- Given problem
Exactly as written, please set down all of the entries again, with no pictures.

______

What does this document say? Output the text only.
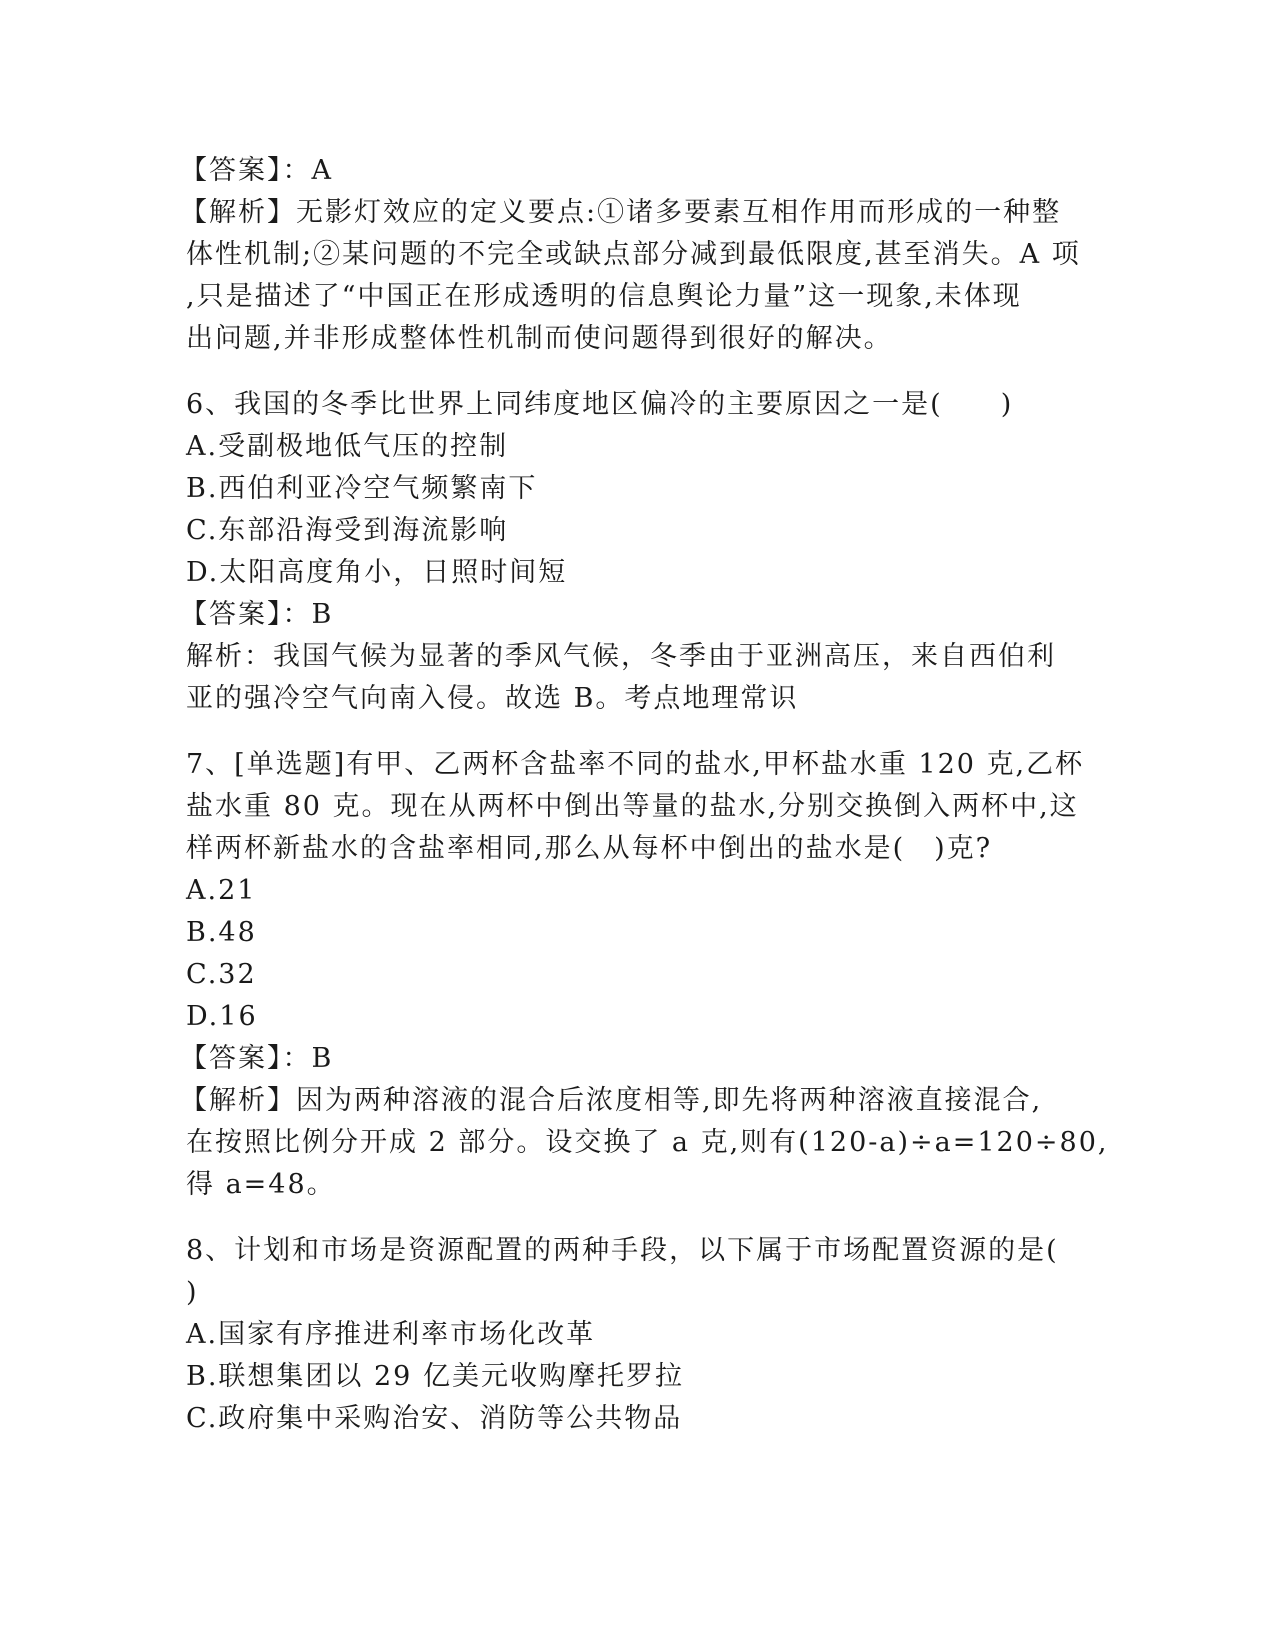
【答案】：A
【解析】无影灯效应的定义要点:①诸多要素互相作用而形成的一种整
体性机制;②某问题的不完全或缺点部分减到最低限度,甚至消失。A 项
,只是描述了“中国正在形成透明的信息舆论力量”这一现象,未体现
出问题,并非形成整体性机制而使问题得到很好的解决。
6、我国的冬季比世界上同纬度地区偏冷的主要原因之一是(　　)
A.受副极地低气压的控制
B.西伯利亚冷空气频繁南下
C.东部沿海受到海流影响
D.太阳高度角小，日照时间短
【答案】：B
解析：我国气候为显著的季风气候，冬季由于亚洲高压，来自西伯利
亚的强冷空气向南入侵。故选 B。考点地理常识
7、[单选题]有甲、乙两杯含盐率不同的盐水,甲杯盐水重 120 克,乙杯
盐水重 80 克。现在从两杯中倒出等量的盐水,分别交换倒入两杯中,这
样两杯新盐水的含盐率相同,那么从每杯中倒出的盐水是(　)克?
A.21
B.48
C.32
D.16
【答案】：B
【解析】因为两种溶液的混合后浓度相等,即先将两种溶液直接混合,
在按照比例分开成 2 部分。设交换了 a 克,则有(120-a)÷a=120÷80,
得 a=48。
8、计划和市场是资源配置的两种手段，以下属于市场配置资源的是(
)
A.国家有序推进利率市场化改革
B.联想集团以 29 亿美元收购摩托罗拉
C.政府集中采购治安、消防等公共物品
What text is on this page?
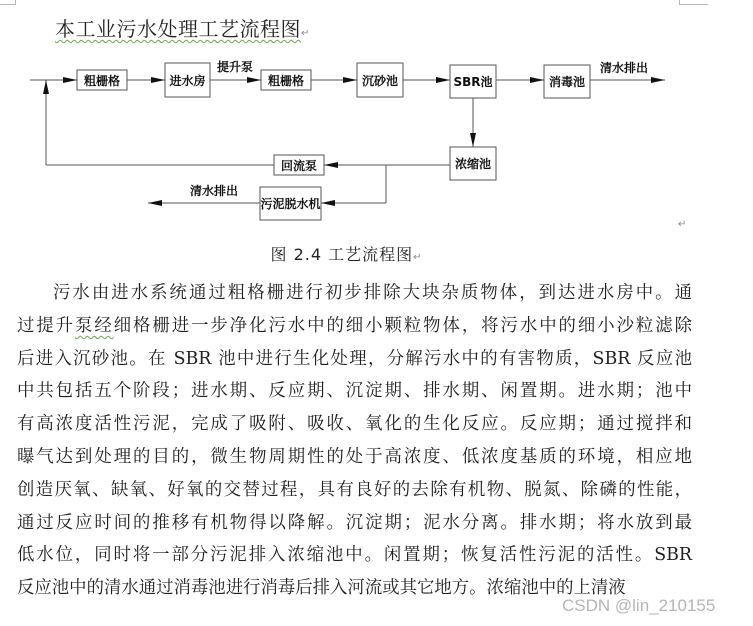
本工业污水处理工艺流程图↵
粗栅格	进水房	粗栅格	沉砂池	SBR池	消毒池
浓缩池
回流泵
污泥脱水机
提升泵	清水排出
清水排出
↵
图 2.4 工艺流程图↵
污水由进水系统通过粗格栅进行初步排除大块杂质物体，到达进水房中。通
过提升泵经细格栅进一步净化污水中的细小颗粒物体，将污水中的细小沙粒滤除
后进入沉砂池。在 SBR 池中进行生化处理，分解污水中的有害物质，SBR 反应池
中共包括五个阶段；进水期、反应期、沉淀期、排水期、闲置期。进水期；池中
有高浓度活性污泥，完成了吸附、吸收、氧化的生化反应。反应期；通过搅拌和
曝气达到处理的目的，微生物周期性的处于高浓度、低浓度基质的环境，相应地
创造厌氧、缺氧、好氧的交替过程，具有良好的去除有机物、脱氮、除磷的性能，
通过反应时间的推移有机物得以降解。沉淀期；泥水分离。排水期；将水放到最
低水位，同时将一部分污泥排入浓缩池中。闲置期；恢复活性污泥的活性。SBR
反应池中的清水通过消毒池进行消毒后排入河流或其它地方。浓缩池中的上清液
CSDN @lin_210155
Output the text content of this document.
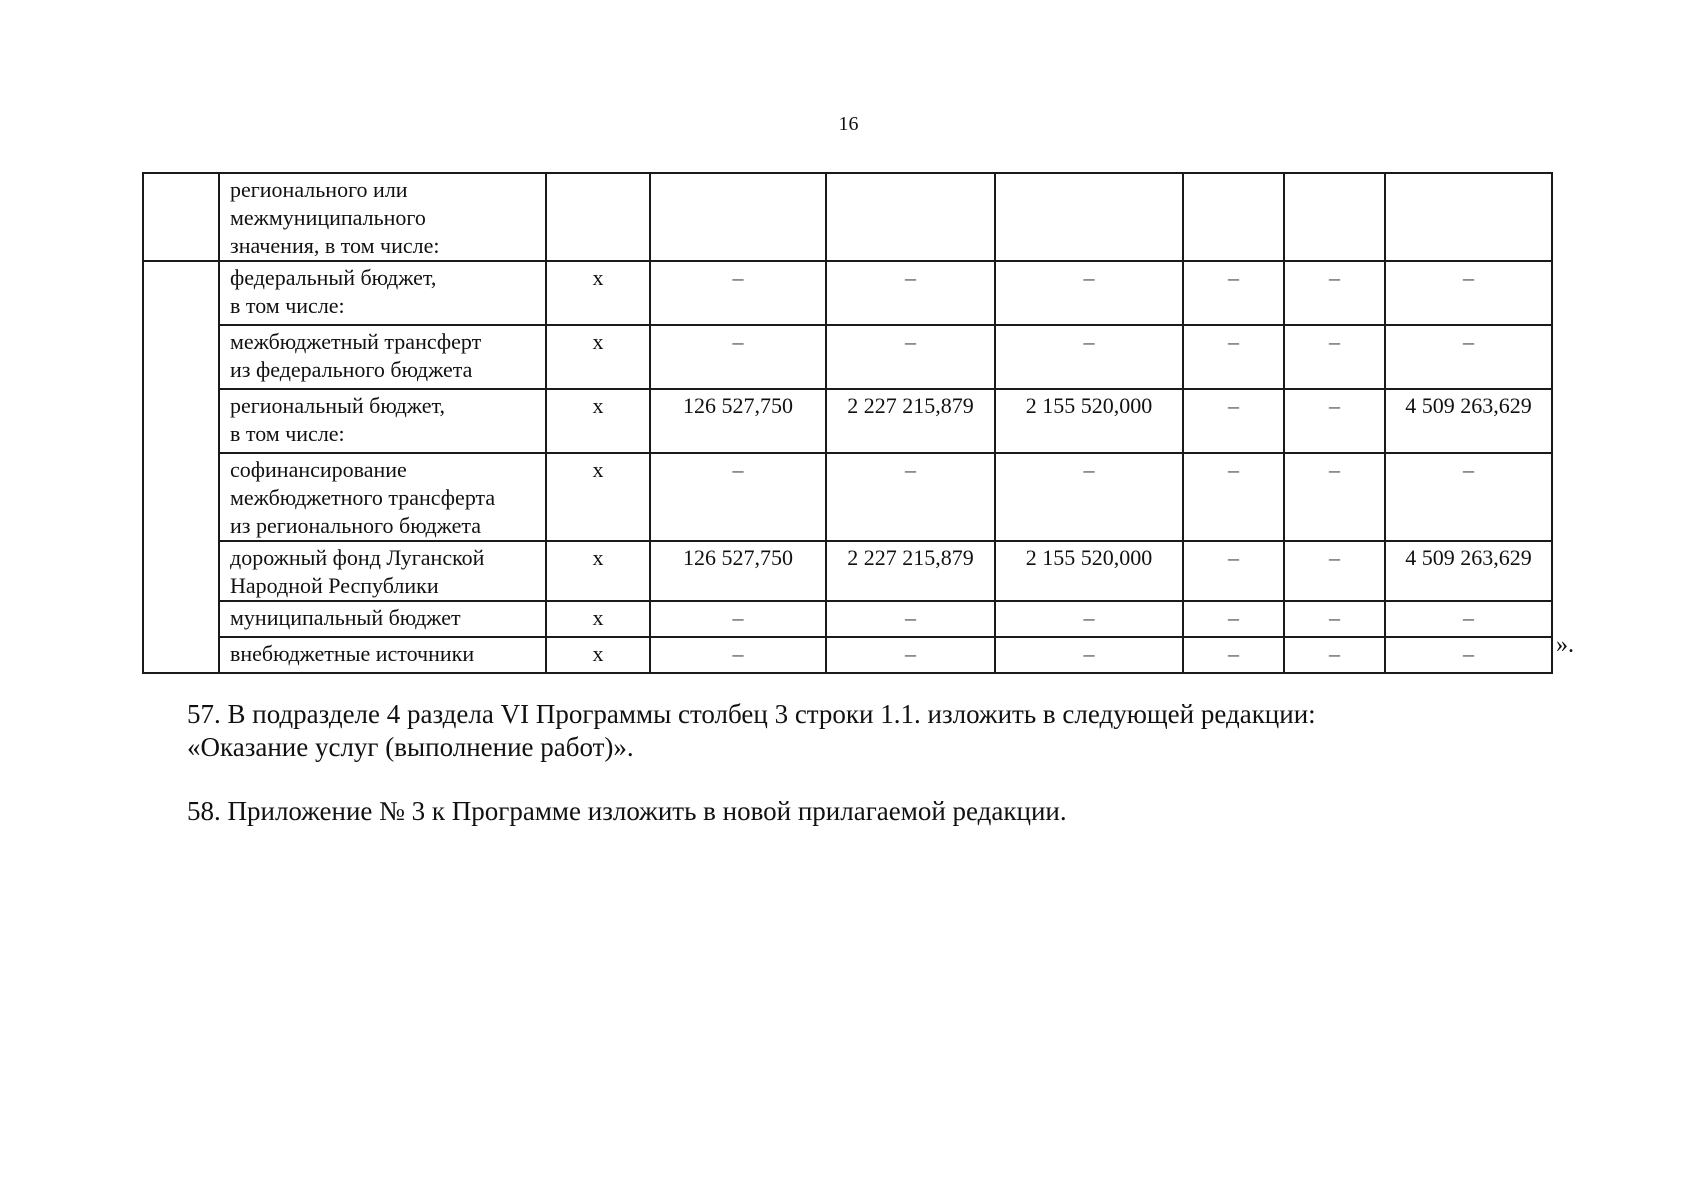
16
	регионального или
межмуниципального
значения, в том числе:							
	федеральный бюджет,
в том числе:	х	–	–	–	–	–	–
	межбюджетный трансферт
из федерального бюджета	х	–	–	–	–	–	–
	региональный бюджет,
в том числе:	х	126 527,750	2 227 215,879	2 155 520,000	–	–	4 509 263,629
	софинансирование
межбюджетного трансферта
из регионального бюджета	х	–	–	–	–	–	–
	дорожный фонд Луганской
Народной Республики	х	126 527,750	2 227 215,879	2 155 520,000	–	–	4 509 263,629
	муниципальный бюджет	х	–	–	–	–	–	–
	внебюджетные источники	х	–	–	–	–	–	–	».
57. В подразделе 4 раздела VI Программы столбец 3 строки 1.1. изложить в следующей редакции:
«Оказание услуг (выполнение работ)».
58. Приложение № 3 к Программе изложить в новой прилагаемой редакции.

______

- Final result
What does this document say? Output the text only.
【答案】：A
【解析】无影灯效应的定义要点:①诸多要素互相作用而形成的一种整
体性机制;②某问题的不完全或缺点部分减到最低限度,甚至消失。A 项
,只是描述了“中国正在形成透明的信息舆论力量”这一现象,未体现
出问题,并非形成整体性机制而使问题得到很好的解决。
6、我国的冬季比世界上同纬度地区偏冷的主要原因之一是(　　)
A.受副极地低气压的控制
B.西伯利亚冷空气频繁南下
C.东部沿海受到海流影响
D.太阳高度角小，日照时间短
【答案】：B
解析：我国气候为显著的季风气候，冬季由于亚洲高压，来自西伯利
亚的强冷空气向南入侵。故选 B。考点地理常识
7、[单选题]有甲、乙两杯含盐率不同的盐水,甲杯盐水重 120 克,乙杯
盐水重 80 克。现在从两杯中倒出等量的盐水,分别交换倒入两杯中,这
样两杯新盐水的含盐率相同,那么从每杯中倒出的盐水是(　)克?
A.21
B.48
C.32
D.16
【答案】：B
【解析】因为两种溶液的混合后浓度相等,即先将两种溶液直接混合,
在按照比例分开成 2 部分。设交换了 a 克,则有(120-a)÷a=120÷80,
得 a=48。
8、计划和市场是资源配置的两种手段，以下属于市场配置资源的是(
)
A.国家有序推进利率市场化改革
B.联想集团以 29 亿美元收购摩托罗拉
C.政府集中采购治安、消防等公共物品
What text is on this page?
本工业污水处理工艺流程图↵
粗栅格	进水房	粗栅格	沉砂池	SBR池	消毒池
浓缩池
回流泵
污泥脱水机
提升泵	清水排出
清水排出
↵
图 2.4 工艺流程图↵
污水由进水系统通过粗格栅进行初步排除大块杂质物体，到达进水房中。通
过提升泵经细格栅进一步净化污水中的细小颗粒物体，将污水中的细小沙粒滤除
后进入沉砂池。在 SBR 池中进行生化处理，分解污水中的有害物质，SBR 反应池
中共包括五个阶段；进水期、反应期、沉淀期、排水期、闲置期。进水期；池中
有高浓度活性污泥，完成了吸附、吸收、氧化的生化反应。反应期；通过搅拌和
曝气达到处理的目的，微生物周期性的处于高浓度、低浓度基质的环境，相应地
创造厌氧、缺氧、好氧的交替过程，具有良好的去除有机物、脱氮、除磷的性能，
通过反应时间的推移有机物得以降解。沉淀期；泥水分离。排水期；将水放到最
低水位，同时将一部分污泥排入浓缩池中。闲置期；恢复活性污泥的活性。SBR
反应池中的清水通过消毒池进行消毒后排入河流或其它地方。浓缩池中的上清液
CSDN @lin_210155
Output the text content of this document.
16
	регионального или
межмуниципального
значения, в том числе:							
	федеральный бюджет,
в том числе:	х	–	–	–	–	–	–
	межбюджетный трансферт
из федерального бюджета	х	–	–	–	–	–	–
	региональный бюджет,
в том числе:	х	126 527,750	2 227 215,879	2 155 520,000	–	–	4 509 263,629
	софинансирование
межбюджетного трансферта
из регионального бюджета	х	–	–	–	–	–	–
	дорожный фонд Луганской
Народной Республики	х	126 527,750	2 227 215,879	2 155 520,000	–	–	4 509 263,629
	муниципальный бюджет	х	–	–	–	–	–	–
	внебюджетные источники	х	–	–	–	–	–	–	».
57. В подразделе 4 раздела VI Программы столбец 3 строки 1.1. изложить в следующей редакции:
«Оказание услуг (выполнение работ)».
58. Приложение № 3 к Программе изложить в новой прилагаемой редакции.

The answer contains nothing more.